Locate the line containing "Decode this image" in the material below. Copy that line and all following lines through the end exactly, omitting any pictures.

Data entries:
>>>>

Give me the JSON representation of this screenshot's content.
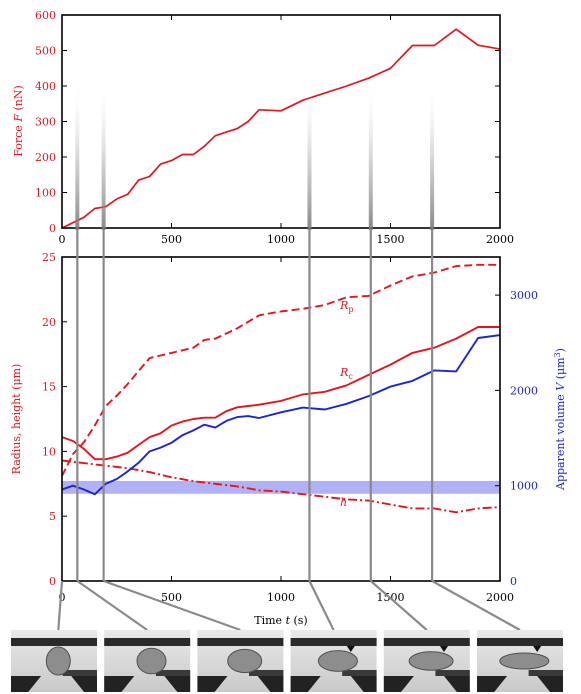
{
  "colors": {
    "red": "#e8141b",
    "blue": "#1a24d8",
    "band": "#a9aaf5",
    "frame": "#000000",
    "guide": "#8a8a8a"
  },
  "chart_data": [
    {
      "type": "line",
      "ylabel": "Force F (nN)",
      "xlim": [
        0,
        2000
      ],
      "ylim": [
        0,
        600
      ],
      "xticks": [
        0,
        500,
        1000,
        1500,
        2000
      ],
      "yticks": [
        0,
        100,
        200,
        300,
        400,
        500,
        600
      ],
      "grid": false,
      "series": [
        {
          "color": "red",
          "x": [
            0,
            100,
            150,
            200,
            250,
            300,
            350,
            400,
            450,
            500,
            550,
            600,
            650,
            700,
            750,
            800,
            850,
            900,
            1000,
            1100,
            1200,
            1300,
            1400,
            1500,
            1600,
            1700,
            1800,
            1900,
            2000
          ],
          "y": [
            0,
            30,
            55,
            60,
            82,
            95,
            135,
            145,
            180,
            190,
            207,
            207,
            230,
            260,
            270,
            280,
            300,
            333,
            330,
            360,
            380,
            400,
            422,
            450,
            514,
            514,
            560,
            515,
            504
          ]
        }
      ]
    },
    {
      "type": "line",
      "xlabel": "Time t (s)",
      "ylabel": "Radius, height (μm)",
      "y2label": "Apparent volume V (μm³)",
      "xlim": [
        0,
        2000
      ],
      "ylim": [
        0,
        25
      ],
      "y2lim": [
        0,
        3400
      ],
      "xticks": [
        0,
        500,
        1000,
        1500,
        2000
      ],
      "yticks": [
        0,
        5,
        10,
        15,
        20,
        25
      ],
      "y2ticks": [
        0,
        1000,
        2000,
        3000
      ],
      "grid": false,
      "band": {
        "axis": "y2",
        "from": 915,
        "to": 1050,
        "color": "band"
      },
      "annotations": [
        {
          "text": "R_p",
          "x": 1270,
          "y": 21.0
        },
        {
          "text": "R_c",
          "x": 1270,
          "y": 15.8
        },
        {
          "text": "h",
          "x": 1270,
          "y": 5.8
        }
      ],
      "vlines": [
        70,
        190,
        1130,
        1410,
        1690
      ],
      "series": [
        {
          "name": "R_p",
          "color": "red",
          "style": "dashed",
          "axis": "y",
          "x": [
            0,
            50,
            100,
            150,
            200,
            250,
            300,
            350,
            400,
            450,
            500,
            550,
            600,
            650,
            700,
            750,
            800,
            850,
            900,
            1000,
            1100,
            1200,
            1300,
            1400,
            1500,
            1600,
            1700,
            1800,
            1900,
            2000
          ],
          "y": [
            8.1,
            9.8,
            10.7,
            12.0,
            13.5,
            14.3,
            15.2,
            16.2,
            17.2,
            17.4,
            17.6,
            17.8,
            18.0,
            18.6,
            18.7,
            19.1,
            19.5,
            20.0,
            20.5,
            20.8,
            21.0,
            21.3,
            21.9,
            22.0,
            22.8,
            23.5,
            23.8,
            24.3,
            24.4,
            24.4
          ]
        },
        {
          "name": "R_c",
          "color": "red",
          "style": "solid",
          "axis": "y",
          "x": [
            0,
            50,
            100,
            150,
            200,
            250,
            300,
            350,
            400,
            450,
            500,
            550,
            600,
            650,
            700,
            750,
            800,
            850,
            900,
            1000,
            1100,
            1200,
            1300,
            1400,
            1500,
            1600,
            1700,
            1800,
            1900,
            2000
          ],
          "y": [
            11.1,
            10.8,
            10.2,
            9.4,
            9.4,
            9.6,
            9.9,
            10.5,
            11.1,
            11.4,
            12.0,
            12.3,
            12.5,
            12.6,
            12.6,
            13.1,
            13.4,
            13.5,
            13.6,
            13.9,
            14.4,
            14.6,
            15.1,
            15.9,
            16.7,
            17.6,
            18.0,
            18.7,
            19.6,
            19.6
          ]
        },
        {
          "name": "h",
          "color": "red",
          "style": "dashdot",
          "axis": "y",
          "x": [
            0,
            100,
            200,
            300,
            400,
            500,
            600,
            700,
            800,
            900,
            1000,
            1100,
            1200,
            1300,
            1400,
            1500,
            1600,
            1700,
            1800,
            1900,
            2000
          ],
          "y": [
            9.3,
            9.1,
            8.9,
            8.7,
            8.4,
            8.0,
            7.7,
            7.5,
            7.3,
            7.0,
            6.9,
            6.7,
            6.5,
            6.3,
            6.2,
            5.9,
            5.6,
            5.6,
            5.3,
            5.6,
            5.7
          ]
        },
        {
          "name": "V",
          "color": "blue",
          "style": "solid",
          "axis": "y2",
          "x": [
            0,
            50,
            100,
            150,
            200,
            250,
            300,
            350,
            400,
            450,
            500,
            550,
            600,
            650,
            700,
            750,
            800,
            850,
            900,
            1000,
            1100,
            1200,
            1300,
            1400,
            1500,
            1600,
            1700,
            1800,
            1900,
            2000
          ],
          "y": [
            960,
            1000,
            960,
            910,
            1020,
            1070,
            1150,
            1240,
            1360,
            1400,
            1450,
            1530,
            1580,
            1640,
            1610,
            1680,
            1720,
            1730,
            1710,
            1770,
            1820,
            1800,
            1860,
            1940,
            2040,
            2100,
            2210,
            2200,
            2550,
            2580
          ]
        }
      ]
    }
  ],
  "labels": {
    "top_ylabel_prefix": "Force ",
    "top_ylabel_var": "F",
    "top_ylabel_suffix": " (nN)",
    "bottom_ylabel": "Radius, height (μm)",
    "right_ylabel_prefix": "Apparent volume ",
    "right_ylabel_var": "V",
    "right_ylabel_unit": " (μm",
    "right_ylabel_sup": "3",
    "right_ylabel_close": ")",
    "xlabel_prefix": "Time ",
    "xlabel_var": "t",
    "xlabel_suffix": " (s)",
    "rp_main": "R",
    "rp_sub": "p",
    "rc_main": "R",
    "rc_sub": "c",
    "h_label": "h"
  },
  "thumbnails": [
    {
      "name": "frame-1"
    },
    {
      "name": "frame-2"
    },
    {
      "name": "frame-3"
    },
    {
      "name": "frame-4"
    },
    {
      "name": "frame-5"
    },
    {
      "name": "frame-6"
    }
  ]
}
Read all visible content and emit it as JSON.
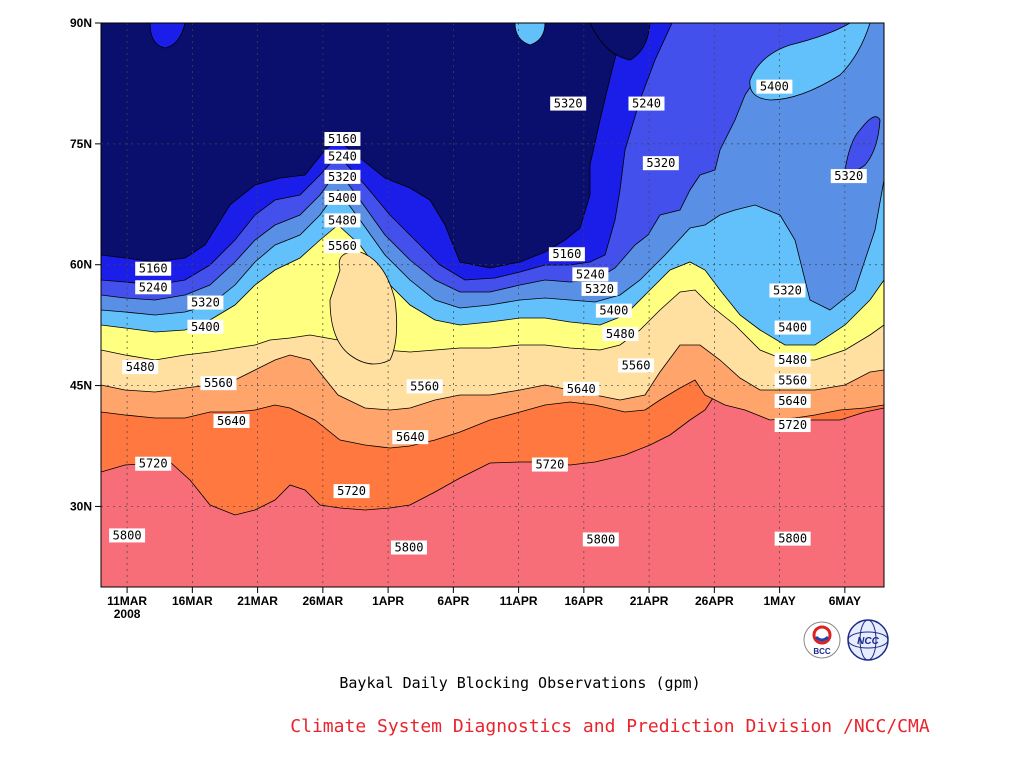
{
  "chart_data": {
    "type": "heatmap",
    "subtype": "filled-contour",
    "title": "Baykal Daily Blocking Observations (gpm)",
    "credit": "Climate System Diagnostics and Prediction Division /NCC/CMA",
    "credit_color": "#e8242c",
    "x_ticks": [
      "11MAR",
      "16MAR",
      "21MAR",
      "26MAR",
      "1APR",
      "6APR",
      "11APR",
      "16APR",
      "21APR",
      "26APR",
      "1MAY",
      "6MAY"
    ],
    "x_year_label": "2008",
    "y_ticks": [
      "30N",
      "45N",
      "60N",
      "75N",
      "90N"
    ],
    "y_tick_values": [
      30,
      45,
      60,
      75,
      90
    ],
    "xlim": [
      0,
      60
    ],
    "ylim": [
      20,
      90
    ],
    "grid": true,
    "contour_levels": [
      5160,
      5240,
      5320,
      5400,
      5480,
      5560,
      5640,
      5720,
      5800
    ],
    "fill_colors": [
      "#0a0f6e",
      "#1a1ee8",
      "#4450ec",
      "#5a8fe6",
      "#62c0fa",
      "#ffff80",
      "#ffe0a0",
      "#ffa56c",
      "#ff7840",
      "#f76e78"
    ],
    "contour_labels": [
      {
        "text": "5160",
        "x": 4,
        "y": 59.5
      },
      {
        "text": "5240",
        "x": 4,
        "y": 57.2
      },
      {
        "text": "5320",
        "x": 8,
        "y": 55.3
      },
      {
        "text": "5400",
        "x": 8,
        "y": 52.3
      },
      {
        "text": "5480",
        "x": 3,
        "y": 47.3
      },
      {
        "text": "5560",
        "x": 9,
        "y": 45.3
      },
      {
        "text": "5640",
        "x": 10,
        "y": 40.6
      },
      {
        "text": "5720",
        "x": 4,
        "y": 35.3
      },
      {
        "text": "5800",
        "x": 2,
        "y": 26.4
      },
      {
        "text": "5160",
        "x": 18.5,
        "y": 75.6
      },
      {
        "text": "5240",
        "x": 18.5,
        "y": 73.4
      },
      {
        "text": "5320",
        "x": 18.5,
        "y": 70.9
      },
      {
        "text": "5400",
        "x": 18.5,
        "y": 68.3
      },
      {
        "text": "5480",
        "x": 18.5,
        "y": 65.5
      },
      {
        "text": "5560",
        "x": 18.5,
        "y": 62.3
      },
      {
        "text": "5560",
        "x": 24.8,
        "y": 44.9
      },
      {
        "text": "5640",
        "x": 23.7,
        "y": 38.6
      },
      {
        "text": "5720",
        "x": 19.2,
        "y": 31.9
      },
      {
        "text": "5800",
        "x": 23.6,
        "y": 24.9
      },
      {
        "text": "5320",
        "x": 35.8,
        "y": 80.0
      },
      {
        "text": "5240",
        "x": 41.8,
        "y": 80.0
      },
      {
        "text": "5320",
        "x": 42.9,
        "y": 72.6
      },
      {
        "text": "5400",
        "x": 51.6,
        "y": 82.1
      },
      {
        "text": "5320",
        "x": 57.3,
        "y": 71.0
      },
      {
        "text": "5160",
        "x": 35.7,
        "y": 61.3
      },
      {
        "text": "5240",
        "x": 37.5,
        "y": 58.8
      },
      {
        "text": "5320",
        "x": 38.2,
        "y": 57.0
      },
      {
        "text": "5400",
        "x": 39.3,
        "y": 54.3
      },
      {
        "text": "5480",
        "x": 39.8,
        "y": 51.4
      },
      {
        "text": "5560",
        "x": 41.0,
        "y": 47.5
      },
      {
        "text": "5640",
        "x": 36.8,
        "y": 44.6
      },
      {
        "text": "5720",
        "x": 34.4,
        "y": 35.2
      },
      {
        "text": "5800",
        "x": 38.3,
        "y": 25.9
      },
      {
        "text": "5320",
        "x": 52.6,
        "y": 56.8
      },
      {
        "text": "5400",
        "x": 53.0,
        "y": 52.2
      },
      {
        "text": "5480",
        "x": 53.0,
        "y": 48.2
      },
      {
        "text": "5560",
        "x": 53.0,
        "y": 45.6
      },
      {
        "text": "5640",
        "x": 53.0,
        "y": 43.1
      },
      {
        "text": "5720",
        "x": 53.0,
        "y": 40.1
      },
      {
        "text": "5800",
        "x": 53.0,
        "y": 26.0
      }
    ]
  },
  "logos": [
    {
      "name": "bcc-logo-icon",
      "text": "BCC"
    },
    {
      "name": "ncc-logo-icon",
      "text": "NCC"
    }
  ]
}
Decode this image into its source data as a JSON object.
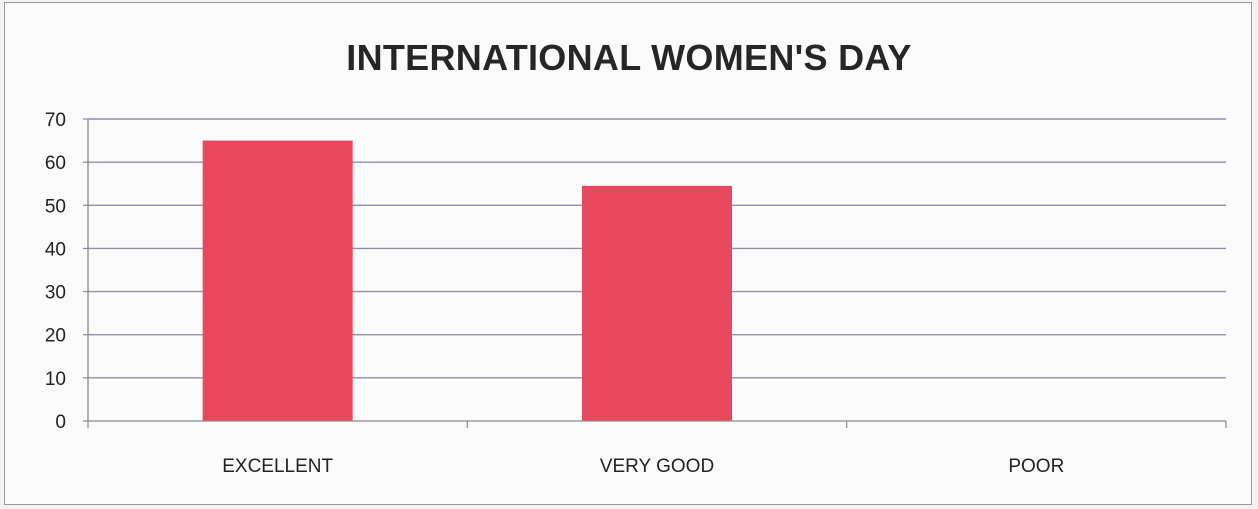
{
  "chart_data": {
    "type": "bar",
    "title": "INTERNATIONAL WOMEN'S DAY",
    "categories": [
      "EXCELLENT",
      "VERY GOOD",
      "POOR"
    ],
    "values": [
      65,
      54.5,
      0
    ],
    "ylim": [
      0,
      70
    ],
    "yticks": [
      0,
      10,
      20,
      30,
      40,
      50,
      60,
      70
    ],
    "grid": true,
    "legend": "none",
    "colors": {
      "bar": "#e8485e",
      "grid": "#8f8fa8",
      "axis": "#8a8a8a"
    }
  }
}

<<<<

» **IN RESPONSE**:
Decode this image into its source data as a JSON object.
{
  "chart_data": {
    "type": "bar",
    "title": "INTERNATIONAL WOMEN'S DAY",
    "categories": [
      "EXCELLENT",
      "VERY GOOD",
      "POOR"
    ],
    "values": [
      65,
      54.5,
      0
    ],
    "ylim": [
      0,
      70
    ],
    "yticks": [
      0,
      10,
      20,
      30,
      40,
      50,
      60,
      70
    ],
    "grid": true,
    "legend": "none",
    "colors": {
      "bar": "#e8485e",
      "grid": "#8f8fa8",
      "axis": "#8a8a8a"
    }
  }
}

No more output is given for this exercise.